*GOAL*. Exact reproduction is required for all entries.

*PROVIDED RECORDS*.
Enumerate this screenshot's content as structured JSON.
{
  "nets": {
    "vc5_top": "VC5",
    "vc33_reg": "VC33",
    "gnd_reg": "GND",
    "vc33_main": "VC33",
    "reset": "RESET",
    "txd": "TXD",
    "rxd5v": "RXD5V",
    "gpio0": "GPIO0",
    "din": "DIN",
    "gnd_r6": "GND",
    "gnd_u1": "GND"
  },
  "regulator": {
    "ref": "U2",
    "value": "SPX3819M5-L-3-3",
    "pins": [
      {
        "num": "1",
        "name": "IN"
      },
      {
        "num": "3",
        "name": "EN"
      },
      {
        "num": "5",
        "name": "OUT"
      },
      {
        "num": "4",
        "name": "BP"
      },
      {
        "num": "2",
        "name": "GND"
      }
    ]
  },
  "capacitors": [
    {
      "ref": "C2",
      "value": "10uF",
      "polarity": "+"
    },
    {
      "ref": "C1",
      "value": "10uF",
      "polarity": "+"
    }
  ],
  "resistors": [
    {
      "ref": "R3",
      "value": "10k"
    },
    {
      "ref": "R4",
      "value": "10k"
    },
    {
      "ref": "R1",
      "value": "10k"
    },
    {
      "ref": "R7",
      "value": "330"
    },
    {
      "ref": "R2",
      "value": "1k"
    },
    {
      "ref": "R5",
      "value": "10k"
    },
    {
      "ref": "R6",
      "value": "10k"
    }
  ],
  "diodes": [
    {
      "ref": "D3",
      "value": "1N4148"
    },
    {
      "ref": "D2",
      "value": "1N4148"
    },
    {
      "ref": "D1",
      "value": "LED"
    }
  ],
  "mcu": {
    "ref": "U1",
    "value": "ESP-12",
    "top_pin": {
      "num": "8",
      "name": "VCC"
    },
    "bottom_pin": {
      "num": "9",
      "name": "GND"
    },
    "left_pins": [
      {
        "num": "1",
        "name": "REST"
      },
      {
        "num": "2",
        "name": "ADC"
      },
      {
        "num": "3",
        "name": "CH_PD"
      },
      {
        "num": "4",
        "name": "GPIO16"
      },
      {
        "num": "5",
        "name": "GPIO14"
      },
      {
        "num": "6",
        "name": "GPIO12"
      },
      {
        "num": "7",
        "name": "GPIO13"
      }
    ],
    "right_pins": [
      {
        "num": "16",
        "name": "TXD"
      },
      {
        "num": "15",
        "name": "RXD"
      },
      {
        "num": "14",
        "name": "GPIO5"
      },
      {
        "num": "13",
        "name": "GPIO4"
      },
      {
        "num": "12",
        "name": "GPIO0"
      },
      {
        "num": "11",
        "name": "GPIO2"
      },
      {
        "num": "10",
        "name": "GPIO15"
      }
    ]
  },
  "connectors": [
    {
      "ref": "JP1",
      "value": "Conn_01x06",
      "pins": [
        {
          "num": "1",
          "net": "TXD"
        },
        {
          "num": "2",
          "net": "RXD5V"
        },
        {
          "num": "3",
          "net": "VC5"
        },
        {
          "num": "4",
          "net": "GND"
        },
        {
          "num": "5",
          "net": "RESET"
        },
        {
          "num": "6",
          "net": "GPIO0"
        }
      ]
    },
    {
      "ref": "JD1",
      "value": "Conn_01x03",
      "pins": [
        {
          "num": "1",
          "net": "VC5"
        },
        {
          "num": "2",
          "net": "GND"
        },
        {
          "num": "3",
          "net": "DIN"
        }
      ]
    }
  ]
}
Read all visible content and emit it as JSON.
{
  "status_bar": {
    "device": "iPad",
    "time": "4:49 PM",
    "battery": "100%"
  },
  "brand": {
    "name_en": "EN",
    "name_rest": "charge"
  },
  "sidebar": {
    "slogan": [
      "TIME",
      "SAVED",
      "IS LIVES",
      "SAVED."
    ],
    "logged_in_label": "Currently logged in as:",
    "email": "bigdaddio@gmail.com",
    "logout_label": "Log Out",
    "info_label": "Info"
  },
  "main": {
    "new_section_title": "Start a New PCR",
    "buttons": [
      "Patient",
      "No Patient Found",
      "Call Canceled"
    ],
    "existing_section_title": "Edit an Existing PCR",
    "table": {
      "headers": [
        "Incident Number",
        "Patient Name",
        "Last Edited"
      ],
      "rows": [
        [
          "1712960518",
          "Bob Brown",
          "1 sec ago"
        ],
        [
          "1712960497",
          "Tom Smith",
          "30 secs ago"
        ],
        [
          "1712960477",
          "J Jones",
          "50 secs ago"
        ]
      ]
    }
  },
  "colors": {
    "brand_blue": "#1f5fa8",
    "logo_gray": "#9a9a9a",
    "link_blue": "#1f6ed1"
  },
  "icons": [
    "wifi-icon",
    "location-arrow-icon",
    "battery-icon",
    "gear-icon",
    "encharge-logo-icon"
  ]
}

*RESULT OF THIS EXERCISE*.
Enumerate this screenshot's content as structured JSON.
{
  "nets": {
    "vc5_top": "VC5",
    "vc33_reg": "VC33",
    "gnd_reg": "GND",
    "vc33_main": "VC33",
    "reset": "RESET",
    "txd": "TXD",
    "rxd5v": "RXD5V",
    "gpio0": "GPIO0",
    "din": "DIN",
    "gnd_r6": "GND",
    "gnd_u1": "GND"
  },
  "regulator": {
    "ref": "U2",
    "value": "SPX3819M5-L-3-3",
    "pins": [
      {
        "num": "1",
        "name": "IN"
      },
      {
        "num": "3",
        "name": "EN"
      },
      {
        "num": "5",
        "name": "OUT"
      },
      {
        "num": "4",
        "name": "BP"
      },
      {
        "num": "2",
        "name": "GND"
      }
    ]
  },
  "capacitors": [
    {
      "ref": "C2",
      "value": "10uF",
      "polarity": "+"
    },
    {
      "ref": "C1",
      "value": "10uF",
      "polarity": "+"
    }
  ],
  "resistors": [
    {
      "ref": "R3",
      "value": "10k"
    },
    {
      "ref": "R4",
      "value": "10k"
    },
    {
      "ref": "R1",
      "value": "10k"
    },
    {
      "ref": "R7",
      "value": "330"
    },
    {
      "ref": "R2",
      "value": "1k"
    },
    {
      "ref": "R5",
      "value": "10k"
    },
    {
      "ref": "R6",
      "value": "10k"
    }
  ],
  "diodes": [
    {
      "ref": "D3",
      "value": "1N4148"
    },
    {
      "ref": "D2",
      "value": "1N4148"
    },
    {
      "ref": "D1",
      "value": "LED"
    }
  ],
  "mcu": {
    "ref": "U1",
    "value": "ESP-12",
    "top_pin": {
      "num": "8",
      "name": "VCC"
    },
    "bottom_pin": {
      "num": "9",
      "name": "GND"
    },
    "left_pins": [
      {
        "num": "1",
        "name": "REST"
      },
      {
        "num": "2",
        "name": "ADC"
      },
      {
        "num": "3",
        "name": "CH_PD"
      },
      {
        "num": "4",
        "name": "GPIO16"
      },
      {
        "num": "5",
        "name": "GPIO14"
      },
      {
        "num": "6",
        "name": "GPIO12"
      },
      {
        "num": "7",
        "name": "GPIO13"
      }
    ],
    "right_pins": [
      {
        "num": "16",
        "name": "TXD"
      },
      {
        "num": "15",
        "name": "RXD"
      },
      {
        "num": "14",
        "name": "GPIO5"
      },
      {
        "num": "13",
        "name": "GPIO4"
      },
      {
        "num": "12",
        "name": "GPIO0"
      },
      {
        "num": "11",
        "name": "GPIO2"
      },
      {
        "num": "10",
        "name": "GPIO15"
      }
    ]
  },
  "connectors": [
    {
      "ref": "JP1",
      "value": "Conn_01x06",
      "pins": [
        {
          "num": "1",
          "net": "TXD"
        },
        {
          "num": "2",
          "net": "RXD5V"
        },
        {
          "num": "3",
          "net": "VC5"
        },
        {
          "num": "4",
          "net": "GND"
        },
        {
          "num": "5",
          "net": "RESET"
        },
        {
          "num": "6",
          "net": "GPIO0"
        }
      ]
    },
    {
      "ref": "JD1",
      "value": "Conn_01x03",
      "pins": [
        {
          "num": "1",
          "net": "VC5"
        },
        {
          "num": "2",
          "net": "GND"
        },
        {
          "num": "3",
          "net": "DIN"
        }
      ]
    }
  ]
}
Read all visible content and emit it as JSON.
{
  "status_bar": {
    "device": "iPad",
    "time": "4:49 PM",
    "battery": "100%"
  },
  "brand": {
    "name_en": "EN",
    "name_rest": "charge"
  },
  "sidebar": {
    "slogan": [
      "TIME",
      "SAVED",
      "IS LIVES",
      "SAVED."
    ],
    "logged_in_label": "Currently logged in as:",
    "email": "bigdaddio@gmail.com",
    "logout_label": "Log Out",
    "info_label": "Info"
  },
  "main": {
    "new_section_title": "Start a New PCR",
    "buttons": [
      "Patient",
      "No Patient Found",
      "Call Canceled"
    ],
    "existing_section_title": "Edit an Existing PCR",
    "table": {
      "headers": [
        "Incident Number",
        "Patient Name",
        "Last Edited"
      ],
      "rows": [
        [
          "1712960518",
          "Bob Brown",
          "1 sec ago"
        ],
        [
          "1712960497",
          "Tom Smith",
          "30 secs ago"
        ],
        [
          "1712960477",
          "J Jones",
          "50 secs ago"
        ]
      ]
    }
  },
  "colors": {
    "brand_blue": "#1f5fa8",
    "logo_gray": "#9a9a9a",
    "link_blue": "#1f6ed1"
  },
  "icons": [
    "wifi-icon",
    "location-arrow-icon",
    "battery-icon",
    "gear-icon",
    "encharge-logo-icon"
  ]
}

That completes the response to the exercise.